Input:

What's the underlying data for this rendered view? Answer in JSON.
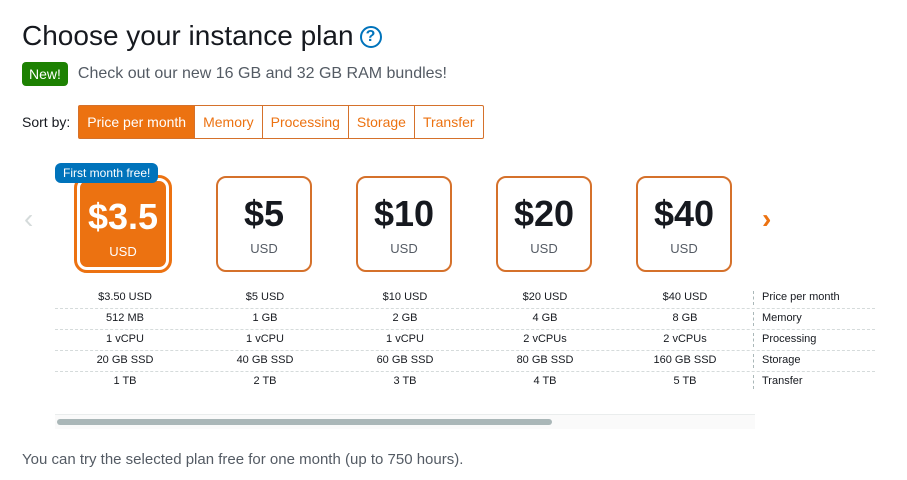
{
  "header": {
    "title": "Choose your instance plan",
    "help_icon": "?"
  },
  "announcement": {
    "badge": "New!",
    "text": "Check out our new 16 GB and 32 GB RAM bundles!"
  },
  "sort": {
    "label": "Sort by:",
    "options": [
      "Price per month",
      "Memory",
      "Processing",
      "Storage",
      "Transfer"
    ],
    "selected": "Price per month"
  },
  "carousel": {
    "prev_icon": "‹",
    "next_icon": "›",
    "free_badge": "First month free!",
    "plans": [
      {
        "price": "$3.5",
        "unit": "USD",
        "selected": true
      },
      {
        "price": "$5",
        "unit": "USD",
        "selected": false
      },
      {
        "price": "$10",
        "unit": "USD",
        "selected": false
      },
      {
        "price": "$20",
        "unit": "USD",
        "selected": false
      },
      {
        "price": "$40",
        "unit": "USD",
        "selected": false
      }
    ]
  },
  "specs": {
    "rows": [
      {
        "label": "Price per month",
        "values": [
          "$3.50 USD",
          "$5 USD",
          "$10 USD",
          "$20 USD",
          "$40 USD"
        ]
      },
      {
        "label": "Memory",
        "values": [
          "512 MB",
          "1 GB",
          "2 GB",
          "4 GB",
          "8 GB"
        ]
      },
      {
        "label": "Processing",
        "values": [
          "1 vCPU",
          "1 vCPU",
          "1 vCPU",
          "2 vCPUs",
          "2 vCPUs"
        ]
      },
      {
        "label": "Storage",
        "values": [
          "20 GB SSD",
          "40 GB SSD",
          "60 GB SSD",
          "80 GB SSD",
          "160 GB SSD"
        ]
      },
      {
        "label": "Transfer",
        "values": [
          "1 TB",
          "2 TB",
          "3 TB",
          "4 TB",
          "5 TB"
        ]
      }
    ]
  },
  "footer": {
    "note": "You can try the selected plan free for one month (up to 750 hours)."
  },
  "colors": {
    "accent": "#ec7211",
    "info": "#0073bb",
    "success": "#1d8102"
  }
}
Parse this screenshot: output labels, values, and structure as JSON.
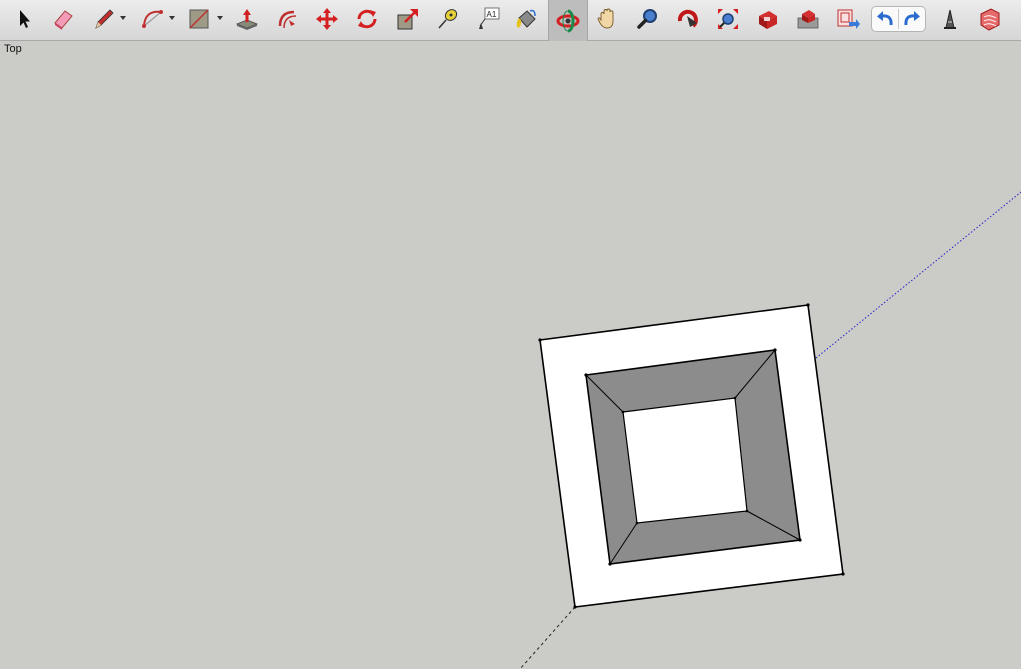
{
  "toolbar": {
    "tools": [
      {
        "name": "select-tool"
      },
      {
        "name": "eraser-tool"
      },
      {
        "name": "pencil-tool"
      },
      {
        "name": "arc-tool"
      },
      {
        "name": "rectangle-tool"
      },
      {
        "name": "push-pull-tool"
      },
      {
        "name": "offset-tool"
      },
      {
        "name": "move-tool"
      },
      {
        "name": "rotate-tool"
      },
      {
        "name": "scale-tool"
      },
      {
        "name": "tape-measure-tool"
      },
      {
        "name": "text-tool"
      },
      {
        "name": "paint-bucket-tool"
      },
      {
        "name": "orbit-tool",
        "active": true
      },
      {
        "name": "pan-tool"
      },
      {
        "name": "zoom-tool"
      },
      {
        "name": "zoom-window-tool"
      },
      {
        "name": "zoom-extents-tool"
      },
      {
        "name": "warehouse-tool"
      },
      {
        "name": "share-model-tool"
      },
      {
        "name": "extension-warehouse-tool"
      },
      {
        "name": "undo"
      },
      {
        "name": "redo"
      },
      {
        "name": "layout-tool"
      },
      {
        "name": "extension-manager-tool"
      }
    ],
    "text_tool_glyph": "A1"
  },
  "viewport": {
    "view_label": "Top",
    "background_color": "#cbcbc7"
  },
  "colors": {
    "face_white": "#ffffff",
    "face_gray": "#8c8c8c",
    "edge": "#000000",
    "axis_green": "#2a2a2a",
    "axis_blue": "#2222cc"
  }
}
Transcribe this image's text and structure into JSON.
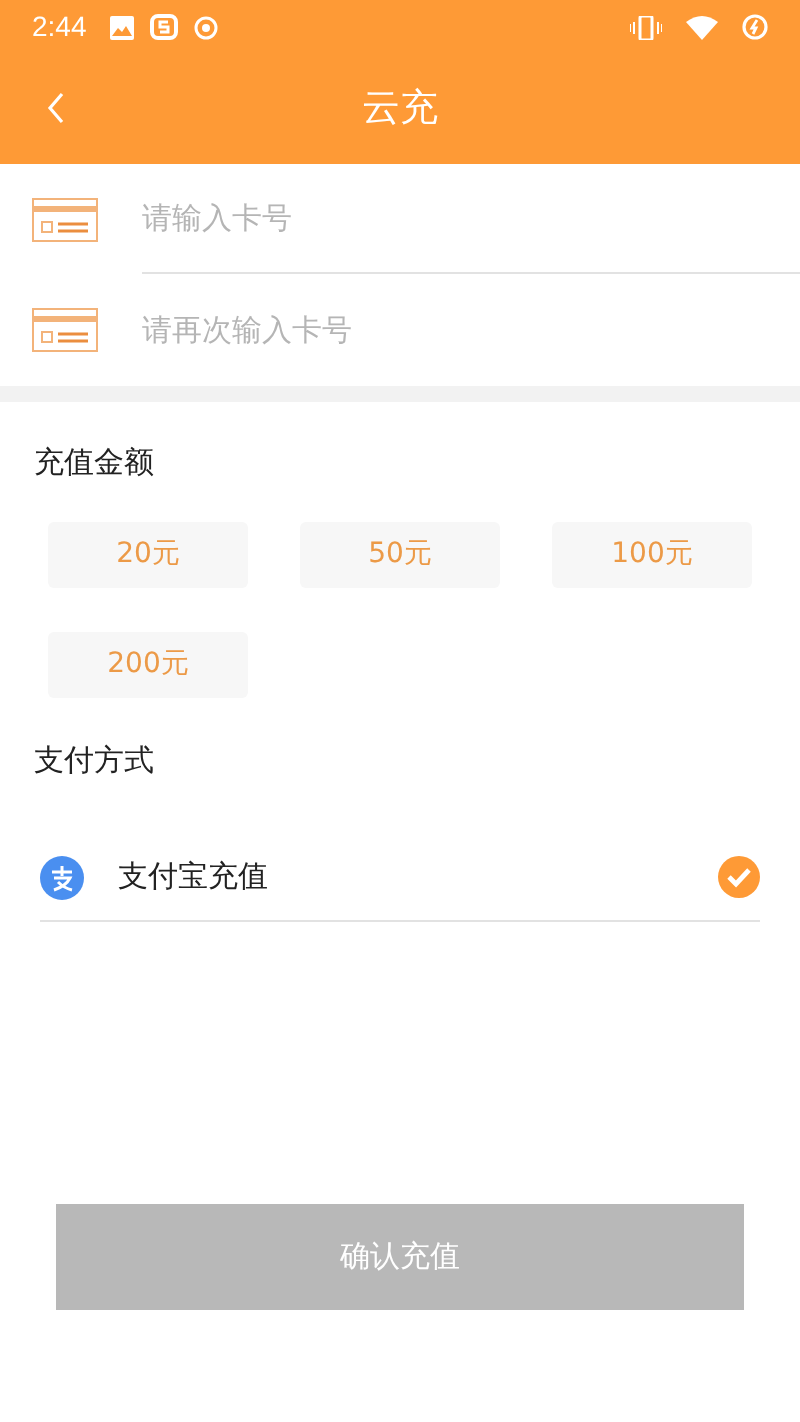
{
  "status_bar": {
    "time": "2:44"
  },
  "header": {
    "title": "云充"
  },
  "card_fields": [
    {
      "placeholder": "请输入卡号"
    },
    {
      "placeholder": "请再次输入卡号"
    }
  ],
  "amount_section": {
    "title": "充值金额",
    "options": [
      {
        "label": "20元",
        "selected": false
      },
      {
        "label": "50元",
        "selected": false
      },
      {
        "label": "100元",
        "selected": false
      },
      {
        "label": "200元",
        "selected": false
      }
    ]
  },
  "payment_section": {
    "title": "支付方式",
    "methods": [
      {
        "label": "支付宝充值",
        "checked": true
      }
    ]
  },
  "confirm_button": {
    "label": "确认充值",
    "disabled": true
  }
}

What the task requires: Make a word-for-word copy of the entries, without any pictures.

Response for this exercise:
What's the underlying data for this rendered view? Answer in JSON.
{
  "header": {
    "title": "Choose your instance plan",
    "help_icon": "?"
  },
  "announcement": {
    "badge": "New!",
    "text": "Check out our new 16 GB and 32 GB RAM bundles!"
  },
  "sort": {
    "label": "Sort by:",
    "options": [
      "Price per month",
      "Memory",
      "Processing",
      "Storage",
      "Transfer"
    ],
    "selected": "Price per month"
  },
  "carousel": {
    "prev_icon": "‹",
    "next_icon": "›",
    "free_badge": "First month free!",
    "plans": [
      {
        "price": "$3.5",
        "unit": "USD",
        "selected": true
      },
      {
        "price": "$5",
        "unit": "USD",
        "selected": false
      },
      {
        "price": "$10",
        "unit": "USD",
        "selected": false
      },
      {
        "price": "$20",
        "unit": "USD",
        "selected": false
      },
      {
        "price": "$40",
        "unit": "USD",
        "selected": false
      }
    ]
  },
  "specs": {
    "rows": [
      {
        "label": "Price per month",
        "values": [
          "$3.50 USD",
          "$5 USD",
          "$10 USD",
          "$20 USD",
          "$40 USD"
        ]
      },
      {
        "label": "Memory",
        "values": [
          "512 MB",
          "1 GB",
          "2 GB",
          "4 GB",
          "8 GB"
        ]
      },
      {
        "label": "Processing",
        "values": [
          "1 vCPU",
          "1 vCPU",
          "1 vCPU",
          "2 vCPUs",
          "2 vCPUs"
        ]
      },
      {
        "label": "Storage",
        "values": [
          "20 GB SSD",
          "40 GB SSD",
          "60 GB SSD",
          "80 GB SSD",
          "160 GB SSD"
        ]
      },
      {
        "label": "Transfer",
        "values": [
          "1 TB",
          "2 TB",
          "3 TB",
          "4 TB",
          "5 TB"
        ]
      }
    ]
  },
  "footer": {
    "note": "You can try the selected plan free for one month (up to 750 hours)."
  },
  "colors": {
    "accent": "#ec7211",
    "info": "#0073bb",
    "success": "#1d8102"
  }
}
Parse this screenshot: output labels, values, and structure as JSON.
{
  "toolbar": {
    "tools": [
      {
        "name": "select-tool"
      },
      {
        "name": "eraser-tool"
      },
      {
        "name": "pencil-tool"
      },
      {
        "name": "arc-tool"
      },
      {
        "name": "rectangle-tool"
      },
      {
        "name": "push-pull-tool"
      },
      {
        "name": "offset-tool"
      },
      {
        "name": "move-tool"
      },
      {
        "name": "rotate-tool"
      },
      {
        "name": "scale-tool"
      },
      {
        "name": "tape-measure-tool"
      },
      {
        "name": "text-tool"
      },
      {
        "name": "paint-bucket-tool"
      },
      {
        "name": "orbit-tool",
        "active": true
      },
      {
        "name": "pan-tool"
      },
      {
        "name": "zoom-tool"
      },
      {
        "name": "zoom-window-tool"
      },
      {
        "name": "zoom-extents-tool"
      },
      {
        "name": "warehouse-tool"
      },
      {
        "name": "share-model-tool"
      },
      {
        "name": "extension-warehouse-tool"
      },
      {
        "name": "undo"
      },
      {
        "name": "redo"
      },
      {
        "name": "layout-tool"
      },
      {
        "name": "extension-manager-tool"
      }
    ],
    "text_tool_glyph": "A1"
  },
  "viewport": {
    "view_label": "Top",
    "background_color": "#cbcbc7"
  },
  "colors": {
    "face_white": "#ffffff",
    "face_gray": "#8c8c8c",
    "edge": "#000000",
    "axis_green": "#2a2a2a",
    "axis_blue": "#2222cc"
  }
}
Transcribe this image's text and structure into JSON.
{
  "status_bar": {
    "time": "2:44"
  },
  "header": {
    "title": "云充"
  },
  "card_fields": [
    {
      "placeholder": "请输入卡号"
    },
    {
      "placeholder": "请再次输入卡号"
    }
  ],
  "amount_section": {
    "title": "充值金额",
    "options": [
      {
        "label": "20元",
        "selected": false
      },
      {
        "label": "50元",
        "selected": false
      },
      {
        "label": "100元",
        "selected": false
      },
      {
        "label": "200元",
        "selected": false
      }
    ]
  },
  "payment_section": {
    "title": "支付方式",
    "methods": [
      {
        "label": "支付宝充值",
        "checked": true
      }
    ]
  },
  "confirm_button": {
    "label": "确认充值",
    "disabled": true
  }
}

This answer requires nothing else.